→ Short exercise
Every line below is to be quoted exactly, with nothing added or dropped.

→ Record list

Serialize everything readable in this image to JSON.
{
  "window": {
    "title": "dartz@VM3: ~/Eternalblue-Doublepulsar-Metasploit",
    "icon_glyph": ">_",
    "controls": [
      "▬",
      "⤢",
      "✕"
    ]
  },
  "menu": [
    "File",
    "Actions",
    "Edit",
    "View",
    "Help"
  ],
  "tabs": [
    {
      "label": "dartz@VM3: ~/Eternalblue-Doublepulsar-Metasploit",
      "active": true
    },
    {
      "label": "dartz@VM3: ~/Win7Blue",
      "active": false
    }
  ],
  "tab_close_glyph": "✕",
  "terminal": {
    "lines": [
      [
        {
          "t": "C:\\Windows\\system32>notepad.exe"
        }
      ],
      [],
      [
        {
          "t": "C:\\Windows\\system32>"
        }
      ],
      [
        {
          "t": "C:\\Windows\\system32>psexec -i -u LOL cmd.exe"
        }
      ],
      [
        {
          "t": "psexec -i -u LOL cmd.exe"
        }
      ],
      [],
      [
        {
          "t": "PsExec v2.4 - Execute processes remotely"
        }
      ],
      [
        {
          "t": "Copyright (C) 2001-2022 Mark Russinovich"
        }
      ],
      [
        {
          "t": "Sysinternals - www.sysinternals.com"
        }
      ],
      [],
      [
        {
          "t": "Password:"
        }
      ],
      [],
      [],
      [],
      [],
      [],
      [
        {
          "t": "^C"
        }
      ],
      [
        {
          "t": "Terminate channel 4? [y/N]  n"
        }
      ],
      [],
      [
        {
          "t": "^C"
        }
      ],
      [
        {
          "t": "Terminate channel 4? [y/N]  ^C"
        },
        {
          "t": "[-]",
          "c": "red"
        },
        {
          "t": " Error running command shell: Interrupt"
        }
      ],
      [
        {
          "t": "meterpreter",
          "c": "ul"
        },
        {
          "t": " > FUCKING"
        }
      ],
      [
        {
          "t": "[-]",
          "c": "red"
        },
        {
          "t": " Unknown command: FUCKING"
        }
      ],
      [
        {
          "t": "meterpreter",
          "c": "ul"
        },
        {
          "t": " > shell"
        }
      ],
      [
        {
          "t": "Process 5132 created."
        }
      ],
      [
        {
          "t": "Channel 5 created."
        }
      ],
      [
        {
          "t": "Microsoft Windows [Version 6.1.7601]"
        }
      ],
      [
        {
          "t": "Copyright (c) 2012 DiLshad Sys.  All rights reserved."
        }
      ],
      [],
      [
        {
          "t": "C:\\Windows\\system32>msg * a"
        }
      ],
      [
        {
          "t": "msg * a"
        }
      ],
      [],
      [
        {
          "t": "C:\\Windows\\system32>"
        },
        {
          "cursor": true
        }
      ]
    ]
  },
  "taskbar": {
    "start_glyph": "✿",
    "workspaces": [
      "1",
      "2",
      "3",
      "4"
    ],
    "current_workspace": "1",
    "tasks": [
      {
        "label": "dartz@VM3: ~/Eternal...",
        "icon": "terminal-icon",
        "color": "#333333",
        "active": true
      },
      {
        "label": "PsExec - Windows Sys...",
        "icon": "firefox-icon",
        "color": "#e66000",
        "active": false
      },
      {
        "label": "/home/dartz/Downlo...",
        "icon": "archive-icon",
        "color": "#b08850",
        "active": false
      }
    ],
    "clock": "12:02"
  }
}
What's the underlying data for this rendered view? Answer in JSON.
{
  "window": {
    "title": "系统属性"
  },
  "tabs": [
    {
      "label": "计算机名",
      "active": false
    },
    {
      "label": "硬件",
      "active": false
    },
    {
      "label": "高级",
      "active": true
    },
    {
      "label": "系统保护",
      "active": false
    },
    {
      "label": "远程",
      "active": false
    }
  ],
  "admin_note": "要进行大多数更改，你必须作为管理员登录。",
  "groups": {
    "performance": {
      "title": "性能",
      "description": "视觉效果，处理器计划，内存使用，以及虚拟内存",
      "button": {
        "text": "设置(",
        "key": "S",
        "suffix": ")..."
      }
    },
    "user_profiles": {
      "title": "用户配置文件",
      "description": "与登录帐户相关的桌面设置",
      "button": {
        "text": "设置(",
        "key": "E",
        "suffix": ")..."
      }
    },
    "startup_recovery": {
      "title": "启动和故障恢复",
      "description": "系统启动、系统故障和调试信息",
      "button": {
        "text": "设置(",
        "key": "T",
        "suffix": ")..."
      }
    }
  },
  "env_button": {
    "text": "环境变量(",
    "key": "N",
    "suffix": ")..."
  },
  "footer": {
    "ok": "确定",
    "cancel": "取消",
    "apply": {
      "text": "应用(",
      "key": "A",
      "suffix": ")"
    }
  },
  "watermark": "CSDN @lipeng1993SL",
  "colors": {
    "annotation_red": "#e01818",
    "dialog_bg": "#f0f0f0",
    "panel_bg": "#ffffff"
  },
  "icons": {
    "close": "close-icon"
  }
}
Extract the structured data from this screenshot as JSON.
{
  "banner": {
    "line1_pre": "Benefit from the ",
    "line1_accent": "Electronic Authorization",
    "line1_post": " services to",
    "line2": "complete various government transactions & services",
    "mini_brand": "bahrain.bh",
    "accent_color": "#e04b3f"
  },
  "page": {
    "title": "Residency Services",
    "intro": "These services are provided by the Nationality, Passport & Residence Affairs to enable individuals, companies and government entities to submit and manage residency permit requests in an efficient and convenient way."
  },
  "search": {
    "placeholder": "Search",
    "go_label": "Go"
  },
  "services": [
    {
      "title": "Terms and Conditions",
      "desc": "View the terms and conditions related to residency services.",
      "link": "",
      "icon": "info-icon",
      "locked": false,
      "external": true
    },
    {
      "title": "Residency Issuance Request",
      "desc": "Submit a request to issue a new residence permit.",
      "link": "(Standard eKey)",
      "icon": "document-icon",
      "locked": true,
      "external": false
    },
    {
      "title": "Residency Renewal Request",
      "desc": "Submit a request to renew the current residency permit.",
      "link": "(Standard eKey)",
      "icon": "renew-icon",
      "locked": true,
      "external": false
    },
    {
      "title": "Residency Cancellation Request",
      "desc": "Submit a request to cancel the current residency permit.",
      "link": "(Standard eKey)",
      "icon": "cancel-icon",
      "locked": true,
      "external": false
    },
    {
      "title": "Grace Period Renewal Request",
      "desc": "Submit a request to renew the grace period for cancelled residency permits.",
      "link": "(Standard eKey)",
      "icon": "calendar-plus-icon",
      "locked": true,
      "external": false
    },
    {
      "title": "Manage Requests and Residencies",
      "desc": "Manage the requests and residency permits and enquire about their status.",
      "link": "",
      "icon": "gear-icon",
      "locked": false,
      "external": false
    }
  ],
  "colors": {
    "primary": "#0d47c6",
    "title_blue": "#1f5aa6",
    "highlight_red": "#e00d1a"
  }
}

→ Solution for this problem
Serialize everything readable in this image to JSON.
{
  "window": {
    "title": "dartz@VM3: ~/Eternalblue-Doublepulsar-Metasploit",
    "icon_glyph": ">_",
    "controls": [
      "▬",
      "⤢",
      "✕"
    ]
  },
  "menu": [
    "File",
    "Actions",
    "Edit",
    "View",
    "Help"
  ],
  "tabs": [
    {
      "label": "dartz@VM3: ~/Eternalblue-Doublepulsar-Metasploit",
      "active": true
    },
    {
      "label": "dartz@VM3: ~/Win7Blue",
      "active": false
    }
  ],
  "tab_close_glyph": "✕",
  "terminal": {
    "lines": [
      [
        {
          "t": "C:\\Windows\\system32>notepad.exe"
        }
      ],
      [],
      [
        {
          "t": "C:\\Windows\\system32>"
        }
      ],
      [
        {
          "t": "C:\\Windows\\system32>psexec -i -u LOL cmd.exe"
        }
      ],
      [
        {
          "t": "psexec -i -u LOL cmd.exe"
        }
      ],
      [],
      [
        {
          "t": "PsExec v2.4 - Execute processes remotely"
        }
      ],
      [
        {
          "t": "Copyright (C) 2001-2022 Mark Russinovich"
        }
      ],
      [
        {
          "t": "Sysinternals - www.sysinternals.com"
        }
      ],
      [],
      [
        {
          "t": "Password:"
        }
      ],
      [],
      [],
      [],
      [],
      [],
      [
        {
          "t": "^C"
        }
      ],
      [
        {
          "t": "Terminate channel 4? [y/N]  n"
        }
      ],
      [],
      [
        {
          "t": "^C"
        }
      ],
      [
        {
          "t": "Terminate channel 4? [y/N]  ^C"
        },
        {
          "t": "[-]",
          "c": "red"
        },
        {
          "t": " Error running command shell: Interrupt"
        }
      ],
      [
        {
          "t": "meterpreter",
          "c": "ul"
        },
        {
          "t": " > FUCKING"
        }
      ],
      [
        {
          "t": "[-]",
          "c": "red"
        },
        {
          "t": " Unknown command: FUCKING"
        }
      ],
      [
        {
          "t": "meterpreter",
          "c": "ul"
        },
        {
          "t": " > shell"
        }
      ],
      [
        {
          "t": "Process 5132 created."
        }
      ],
      [
        {
          "t": "Channel 5 created."
        }
      ],
      [
        {
          "t": "Microsoft Windows [Version 6.1.7601]"
        }
      ],
      [
        {
          "t": "Copyright (c) 2012 DiLshad Sys.  All rights reserved."
        }
      ],
      [],
      [
        {
          "t": "C:\\Windows\\system32>msg * a"
        }
      ],
      [
        {
          "t": "msg * a"
        }
      ],
      [],
      [
        {
          "t": "C:\\Windows\\system32>"
        },
        {
          "cursor": true
        }
      ]
    ]
  },
  "taskbar": {
    "start_glyph": "✿",
    "workspaces": [
      "1",
      "2",
      "3",
      "4"
    ],
    "current_workspace": "1",
    "tasks": [
      {
        "label": "dartz@VM3: ~/Eternal...",
        "icon": "terminal-icon",
        "color": "#333333",
        "active": true
      },
      {
        "label": "PsExec - Windows Sys...",
        "icon": "firefox-icon",
        "color": "#e66000",
        "active": false
      },
      {
        "label": "/home/dartz/Downlo...",
        "icon": "archive-icon",
        "color": "#b08850",
        "active": false
      }
    ],
    "clock": "12:02"
  }
}
What's the underlying data for this rendered view? Answer in JSON.
{
  "window": {
    "title": "系统属性"
  },
  "tabs": [
    {
      "label": "计算机名",
      "active": false
    },
    {
      "label": "硬件",
      "active": false
    },
    {
      "label": "高级",
      "active": true
    },
    {
      "label": "系统保护",
      "active": false
    },
    {
      "label": "远程",
      "active": false
    }
  ],
  "admin_note": "要进行大多数更改，你必须作为管理员登录。",
  "groups": {
    "performance": {
      "title": "性能",
      "description": "视觉效果，处理器计划，内存使用，以及虚拟内存",
      "button": {
        "text": "设置(",
        "key": "S",
        "suffix": ")..."
      }
    },
    "user_profiles": {
      "title": "用户配置文件",
      "description": "与登录帐户相关的桌面设置",
      "button": {
        "text": "设置(",
        "key": "E",
        "suffix": ")..."
      }
    },
    "startup_recovery": {
      "title": "启动和故障恢复",
      "description": "系统启动、系统故障和调试信息",
      "button": {
        "text": "设置(",
        "key": "T",
        "suffix": ")..."
      }
    }
  },
  "env_button": {
    "text": "环境变量(",
    "key": "N",
    "suffix": ")..."
  },
  "footer": {
    "ok": "确定",
    "cancel": "取消",
    "apply": {
      "text": "应用(",
      "key": "A",
      "suffix": ")"
    }
  },
  "watermark": "CSDN @lipeng1993SL",
  "colors": {
    "annotation_red": "#e01818",
    "dialog_bg": "#f0f0f0",
    "panel_bg": "#ffffff"
  },
  "icons": {
    "close": "close-icon"
  }
}
Extract the structured data from this screenshot as JSON.
{
  "banner": {
    "line1_pre": "Benefit from the ",
    "line1_accent": "Electronic Authorization",
    "line1_post": " services to",
    "line2": "complete various government transactions & services",
    "mini_brand": "bahrain.bh",
    "accent_color": "#e04b3f"
  },
  "page": {
    "title": "Residency Services",
    "intro": "These services are provided by the Nationality, Passport & Residence Affairs to enable individuals, companies and government entities to submit and manage residency permit requests in an efficient and convenient way."
  },
  "search": {
    "placeholder": "Search",
    "go_label": "Go"
  },
  "services": [
    {
      "title": "Terms and Conditions",
      "desc": "View the terms and conditions related to residency services.",
      "link": "",
      "icon": "info-icon",
      "locked": false,
      "external": true
    },
    {
      "title": "Residency Issuance Request",
      "desc": "Submit a request to issue a new residence permit.",
      "link": "(Standard eKey)",
      "icon": "document-icon",
      "locked": true,
      "external": false
    },
    {
      "title": "Residency Renewal Request",
      "desc": "Submit a request to renew the current residency permit.",
      "link": "(Standard eKey)",
      "icon": "renew-icon",
      "locked": true,
      "external": false
    },
    {
      "title": "Residency Cancellation Request",
      "desc": "Submit a request to cancel the current residency permit.",
      "link": "(Standard eKey)",
      "icon": "cancel-icon",
      "locked": true,
      "external": false
    },
    {
      "title": "Grace Period Renewal Request",
      "desc": "Submit a request to renew the grace period for cancelled residency permits.",
      "link": "(Standard eKey)",
      "icon": "calendar-plus-icon",
      "locked": true,
      "external": false
    },
    {
      "title": "Manage Requests and Residencies",
      "desc": "Manage the requests and residency permits and enquire about their status.",
      "link": "",
      "icon": "gear-icon",
      "locked": false,
      "external": false
    }
  ],
  "colors": {
    "primary": "#0d47c6",
    "title_blue": "#1f5aa6",
    "highlight_red": "#e00d1a"
  }
}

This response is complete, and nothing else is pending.